* BEGIN *

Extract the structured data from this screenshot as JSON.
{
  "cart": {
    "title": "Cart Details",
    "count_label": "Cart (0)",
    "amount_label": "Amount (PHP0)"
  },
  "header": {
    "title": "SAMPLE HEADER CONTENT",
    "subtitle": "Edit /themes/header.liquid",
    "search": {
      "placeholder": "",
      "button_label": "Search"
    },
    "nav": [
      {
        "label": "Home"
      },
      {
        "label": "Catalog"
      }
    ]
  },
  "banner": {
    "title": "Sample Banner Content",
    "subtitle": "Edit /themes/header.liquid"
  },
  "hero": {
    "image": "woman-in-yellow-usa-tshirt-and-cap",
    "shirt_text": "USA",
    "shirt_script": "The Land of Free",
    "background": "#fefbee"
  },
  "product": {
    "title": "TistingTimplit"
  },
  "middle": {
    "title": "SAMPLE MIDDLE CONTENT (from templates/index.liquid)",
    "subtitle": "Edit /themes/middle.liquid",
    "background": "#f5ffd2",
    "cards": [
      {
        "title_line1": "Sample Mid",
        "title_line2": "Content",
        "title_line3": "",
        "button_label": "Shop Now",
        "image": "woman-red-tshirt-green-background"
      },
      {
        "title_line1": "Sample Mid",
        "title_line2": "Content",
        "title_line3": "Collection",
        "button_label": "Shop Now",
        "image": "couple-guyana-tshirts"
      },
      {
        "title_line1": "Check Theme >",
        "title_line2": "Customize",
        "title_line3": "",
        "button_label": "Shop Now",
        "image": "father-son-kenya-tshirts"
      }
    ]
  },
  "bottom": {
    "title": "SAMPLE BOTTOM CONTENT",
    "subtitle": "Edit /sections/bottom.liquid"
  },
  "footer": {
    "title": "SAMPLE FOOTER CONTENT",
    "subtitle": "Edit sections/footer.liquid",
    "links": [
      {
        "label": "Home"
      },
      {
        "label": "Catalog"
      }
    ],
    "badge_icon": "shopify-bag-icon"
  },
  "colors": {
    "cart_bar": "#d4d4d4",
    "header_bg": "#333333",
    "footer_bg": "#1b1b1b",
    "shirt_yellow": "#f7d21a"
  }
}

* END *

> **DIRECTIONS FOR THIS TASK**
Every entry above needs to be quoted exactly.

> **SOLUTION FOR THIS TASK**
Extract the structured data from this screenshot as JSON.
{
  "cart": {
    "title": "Cart Details",
    "count_label": "Cart (0)",
    "amount_label": "Amount (PHP0)"
  },
  "header": {
    "title": "SAMPLE HEADER CONTENT",
    "subtitle": "Edit /themes/header.liquid",
    "search": {
      "placeholder": "",
      "button_label": "Search"
    },
    "nav": [
      {
        "label": "Home"
      },
      {
        "label": "Catalog"
      }
    ]
  },
  "banner": {
    "title": "Sample Banner Content",
    "subtitle": "Edit /themes/header.liquid"
  },
  "hero": {
    "image": "woman-in-yellow-usa-tshirt-and-cap",
    "shirt_text": "USA",
    "shirt_script": "The Land of Free",
    "background": "#fefbee"
  },
  "product": {
    "title": "TistingTimplit"
  },
  "middle": {
    "title": "SAMPLE MIDDLE CONTENT (from templates/index.liquid)",
    "subtitle": "Edit /themes/middle.liquid",
    "background": "#f5ffd2",
    "cards": [
      {
        "title_line1": "Sample Mid",
        "title_line2": "Content",
        "title_line3": "",
        "button_label": "Shop Now",
        "image": "woman-red-tshirt-green-background"
      },
      {
        "title_line1": "Sample Mid",
        "title_line2": "Content",
        "title_line3": "Collection",
        "button_label": "Shop Now",
        "image": "couple-guyana-tshirts"
      },
      {
        "title_line1": "Check Theme >",
        "title_line2": "Customize",
        "title_line3": "",
        "button_label": "Shop Now",
        "image": "father-son-kenya-tshirts"
      }
    ]
  },
  "bottom": {
    "title": "SAMPLE BOTTOM CONTENT",
    "subtitle": "Edit /sections/bottom.liquid"
  },
  "footer": {
    "title": "SAMPLE FOOTER CONTENT",
    "subtitle": "Edit sections/footer.liquid",
    "links": [
      {
        "label": "Home"
      },
      {
        "label": "Catalog"
      }
    ],
    "badge_icon": "shopify-bag-icon"
  },
  "colors": {
    "cart_bar": "#d4d4d4",
    "header_bg": "#333333",
    "footer_bg": "#1b1b1b",
    "shirt_yellow": "#f7d21a"
  }
}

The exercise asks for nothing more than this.